WORK REQUIRED:
Output the lines starting with the line containing "data-point xyxy=(1243,765,1252,774)" and going on through the line containing "data-point xyxy=(568,385,577,394)", reproducing each one without alteration.

* start DATA TO USE *

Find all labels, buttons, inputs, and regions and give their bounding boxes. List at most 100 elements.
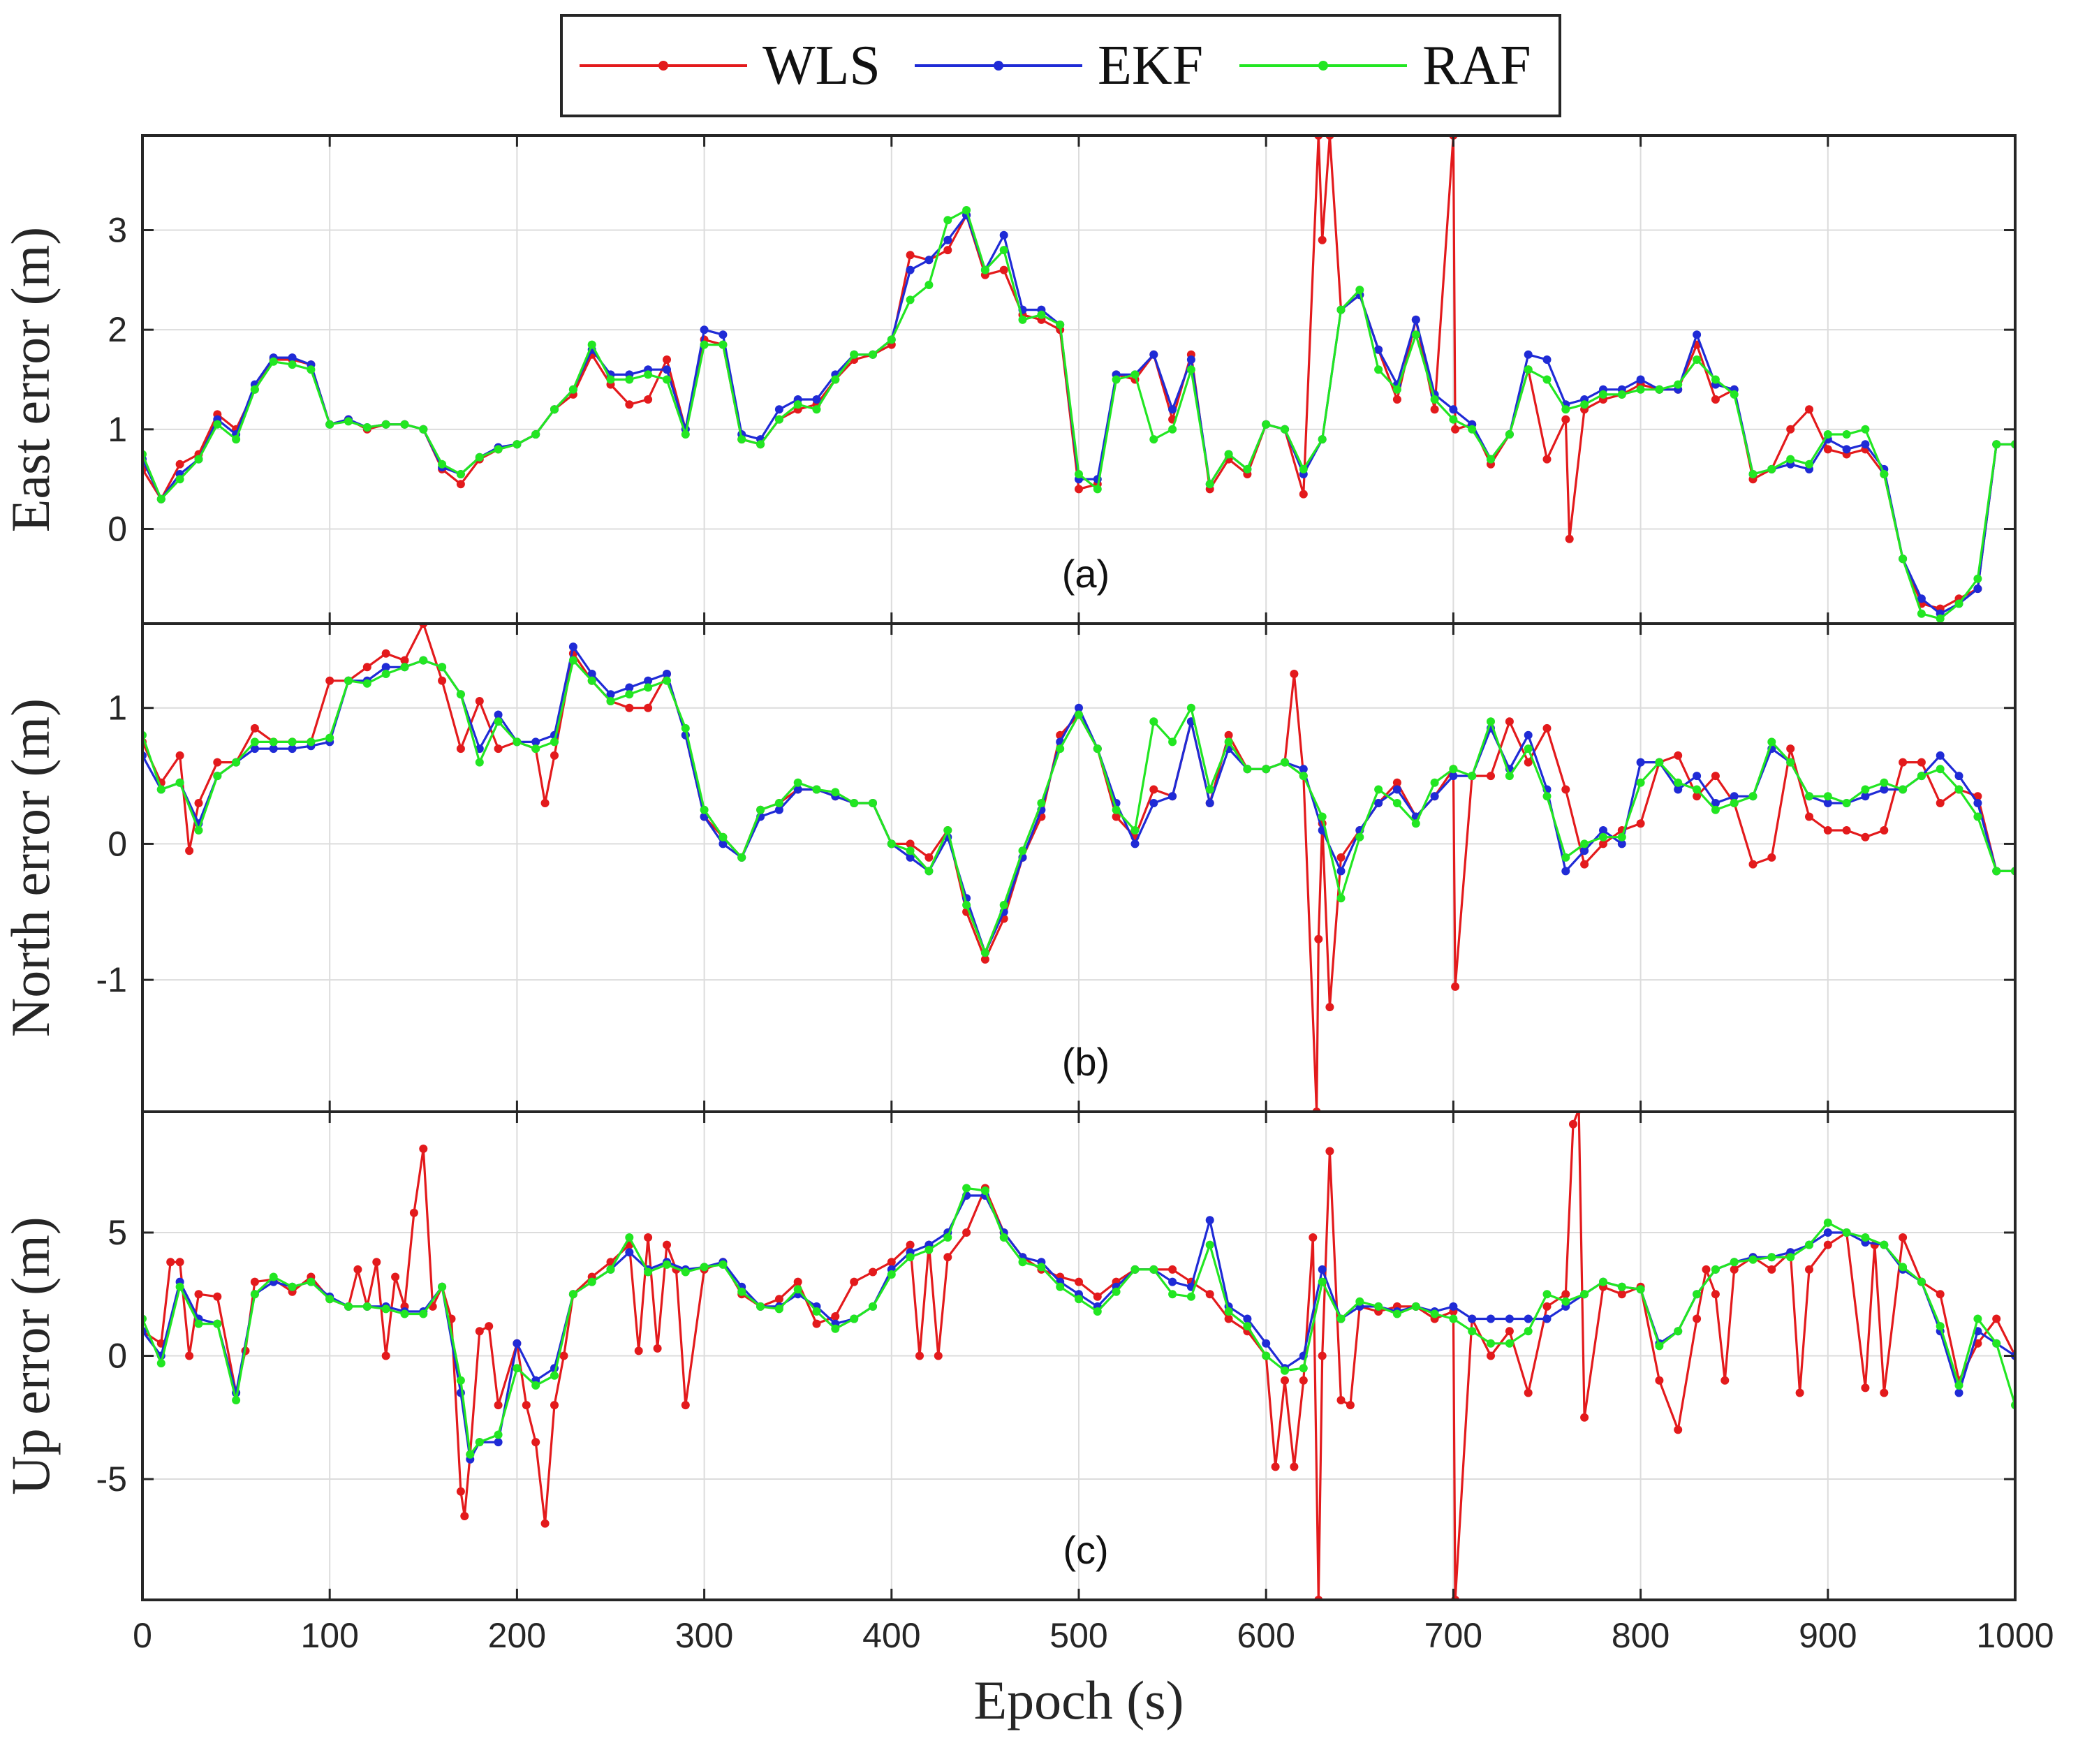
data-point xyxy=(1243,765,1252,774)
data-point xyxy=(1786,425,1795,434)
data-point xyxy=(1524,758,1533,767)
legend: WLS EKF RAF xyxy=(560,14,1561,117)
data-point xyxy=(906,1240,915,1249)
data-point xyxy=(1205,1216,1214,1225)
data-point xyxy=(1186,355,1195,364)
data-point xyxy=(906,265,915,274)
data-point xyxy=(1973,585,1982,594)
data-point xyxy=(1168,1277,1177,1286)
data-point xyxy=(568,385,577,394)
data-point xyxy=(1524,350,1533,359)
y-tick-label: 5 xyxy=(108,1213,127,1252)
data-point xyxy=(1449,405,1458,414)
data-point xyxy=(1561,405,1570,414)
data-point xyxy=(869,1267,877,1277)
data-point xyxy=(644,370,653,379)
legend-marker xyxy=(658,61,668,71)
data-point xyxy=(943,235,952,244)
data-point xyxy=(1299,1376,1308,1385)
data-point xyxy=(1786,1253,1795,1262)
data-point xyxy=(307,737,316,747)
data-point xyxy=(325,676,334,685)
data-point xyxy=(194,799,203,807)
data-point xyxy=(663,375,671,384)
data-point xyxy=(625,690,634,699)
data-point xyxy=(1580,860,1589,869)
data-point xyxy=(793,785,802,794)
data-point xyxy=(1130,839,1140,848)
data-point xyxy=(1487,1339,1495,1348)
data-point xyxy=(419,1145,428,1153)
data-point xyxy=(1524,365,1533,374)
data-point xyxy=(1205,480,1214,489)
data-point xyxy=(1580,1413,1589,1422)
data-point xyxy=(1542,723,1552,733)
data-point xyxy=(999,1233,1008,1242)
data-point xyxy=(1542,1302,1552,1311)
data-point xyxy=(999,230,1008,240)
data-point xyxy=(1917,772,1926,781)
data-point xyxy=(250,737,259,747)
data-point xyxy=(1224,450,1233,459)
data-point xyxy=(663,676,671,685)
data-point xyxy=(1730,792,1739,801)
data-point xyxy=(1880,470,1889,478)
data-point xyxy=(1168,405,1177,414)
data-point xyxy=(681,1267,690,1277)
data-point xyxy=(438,676,447,685)
data-point xyxy=(250,385,259,394)
data-point xyxy=(1899,554,1908,564)
data-point xyxy=(1580,846,1589,855)
data-point xyxy=(1693,1314,1702,1323)
data-point xyxy=(625,375,634,384)
data-point xyxy=(1674,778,1683,787)
data-point xyxy=(1636,375,1645,384)
data-point xyxy=(494,1438,503,1447)
data-point xyxy=(1018,846,1027,855)
data-point xyxy=(681,723,690,733)
data-point xyxy=(999,246,1008,255)
data-point xyxy=(156,785,165,794)
data-point xyxy=(466,1450,475,1459)
data-point xyxy=(288,360,297,369)
data-point xyxy=(1674,1425,1683,1434)
data-point xyxy=(1748,1255,1758,1264)
data-point xyxy=(1262,1339,1271,1348)
data-point xyxy=(1168,792,1177,801)
data-point xyxy=(1786,758,1795,767)
data-point xyxy=(793,400,802,409)
data-point xyxy=(307,365,316,374)
data-point xyxy=(737,1287,746,1296)
data-point xyxy=(1468,772,1477,781)
data-point xyxy=(1430,778,1439,787)
data-point xyxy=(1346,1401,1355,1410)
data-point xyxy=(1314,934,1323,943)
data-point xyxy=(700,325,709,335)
data-point xyxy=(1224,1307,1233,1316)
data-point xyxy=(1149,799,1158,807)
data-point xyxy=(1318,812,1327,821)
data-point xyxy=(419,425,428,434)
data-point xyxy=(156,494,165,504)
data-point xyxy=(774,1295,783,1304)
data-point xyxy=(185,846,194,855)
data-point xyxy=(1374,365,1383,374)
data-point xyxy=(156,1359,165,1368)
data-point xyxy=(1880,826,1889,835)
x-tick-label: 800 xyxy=(1612,1616,1670,1655)
x-tick-label: 400 xyxy=(862,1616,920,1655)
data-point xyxy=(700,1263,709,1272)
data-point xyxy=(906,295,915,304)
data-point xyxy=(269,744,278,754)
data-point xyxy=(1392,778,1401,787)
data-point xyxy=(1325,1003,1334,1012)
x-tick-label: 300 xyxy=(675,1616,733,1655)
data-point xyxy=(540,799,550,807)
data-point xyxy=(644,1233,653,1242)
x-tick-label: 900 xyxy=(1799,1616,1857,1655)
data-point xyxy=(1899,1263,1908,1272)
data-point xyxy=(1243,1322,1252,1331)
data-point xyxy=(1861,832,1870,841)
data-point xyxy=(1018,1258,1027,1267)
data-point xyxy=(1093,1292,1102,1301)
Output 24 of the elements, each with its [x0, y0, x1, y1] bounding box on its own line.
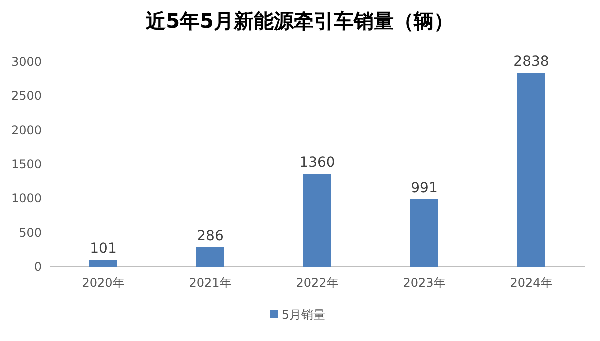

* end DATA TO USE *

PROBLEM SOLUTION:
data-point xyxy=(1243,765,1252,774)
data-point xyxy=(1786,425,1795,434)
data-point xyxy=(1524,758,1533,767)
legend: WLS EKF RAF xyxy=(560,14,1561,117)
data-point xyxy=(906,1240,915,1249)
data-point xyxy=(1205,1216,1214,1225)
data-point xyxy=(1186,355,1195,364)
data-point xyxy=(906,265,915,274)
data-point xyxy=(1973,585,1982,594)
data-point xyxy=(1168,1277,1177,1286)
data-point xyxy=(568,385,577,394)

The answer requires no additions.